Written instruction: Take every line from the listing below that contains "include".

Given records:

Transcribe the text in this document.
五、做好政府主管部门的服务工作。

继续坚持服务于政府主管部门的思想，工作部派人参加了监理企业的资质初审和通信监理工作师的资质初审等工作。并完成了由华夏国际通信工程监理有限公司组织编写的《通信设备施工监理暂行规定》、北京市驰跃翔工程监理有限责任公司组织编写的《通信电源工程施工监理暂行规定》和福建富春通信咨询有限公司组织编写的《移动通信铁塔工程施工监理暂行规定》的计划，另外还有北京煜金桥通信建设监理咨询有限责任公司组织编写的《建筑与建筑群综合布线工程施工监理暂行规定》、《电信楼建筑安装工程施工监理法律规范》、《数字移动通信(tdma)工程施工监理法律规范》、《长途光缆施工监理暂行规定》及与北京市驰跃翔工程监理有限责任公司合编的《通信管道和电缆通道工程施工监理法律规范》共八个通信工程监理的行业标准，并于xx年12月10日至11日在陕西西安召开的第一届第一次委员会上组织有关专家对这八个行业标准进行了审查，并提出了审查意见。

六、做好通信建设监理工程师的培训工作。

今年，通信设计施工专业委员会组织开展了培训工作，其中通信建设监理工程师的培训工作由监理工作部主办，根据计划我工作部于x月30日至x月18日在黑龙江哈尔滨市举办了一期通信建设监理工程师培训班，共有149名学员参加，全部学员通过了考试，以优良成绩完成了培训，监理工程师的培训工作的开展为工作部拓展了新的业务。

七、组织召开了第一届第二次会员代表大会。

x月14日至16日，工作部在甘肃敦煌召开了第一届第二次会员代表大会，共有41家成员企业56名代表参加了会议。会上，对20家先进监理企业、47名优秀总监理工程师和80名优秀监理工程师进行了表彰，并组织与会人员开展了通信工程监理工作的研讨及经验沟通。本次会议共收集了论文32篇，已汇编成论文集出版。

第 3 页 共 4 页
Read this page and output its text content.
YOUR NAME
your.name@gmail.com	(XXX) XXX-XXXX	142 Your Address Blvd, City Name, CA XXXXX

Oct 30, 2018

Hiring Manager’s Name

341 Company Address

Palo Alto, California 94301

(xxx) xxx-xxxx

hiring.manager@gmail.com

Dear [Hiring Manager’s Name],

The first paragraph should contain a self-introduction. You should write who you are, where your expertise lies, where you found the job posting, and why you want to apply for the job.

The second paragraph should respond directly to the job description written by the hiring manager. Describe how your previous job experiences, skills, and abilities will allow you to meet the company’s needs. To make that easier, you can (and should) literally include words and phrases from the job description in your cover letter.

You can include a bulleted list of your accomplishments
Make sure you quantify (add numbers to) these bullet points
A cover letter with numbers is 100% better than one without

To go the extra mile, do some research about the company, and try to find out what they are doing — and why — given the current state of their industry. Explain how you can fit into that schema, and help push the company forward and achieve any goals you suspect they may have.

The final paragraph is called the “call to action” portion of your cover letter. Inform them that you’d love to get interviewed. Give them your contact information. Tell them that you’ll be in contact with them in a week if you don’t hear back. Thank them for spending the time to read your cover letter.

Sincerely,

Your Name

Result of this exercise:
The second paragraph should respond directly to the job description written by the hiring manager. Describe how your previous job experiences, skills, and abilities will allow you to meet the company’s needs. To make that easier, you can (and should) literally include words and phrases from the job description in your cover letter.
You can include a bulleted list of your accomplishments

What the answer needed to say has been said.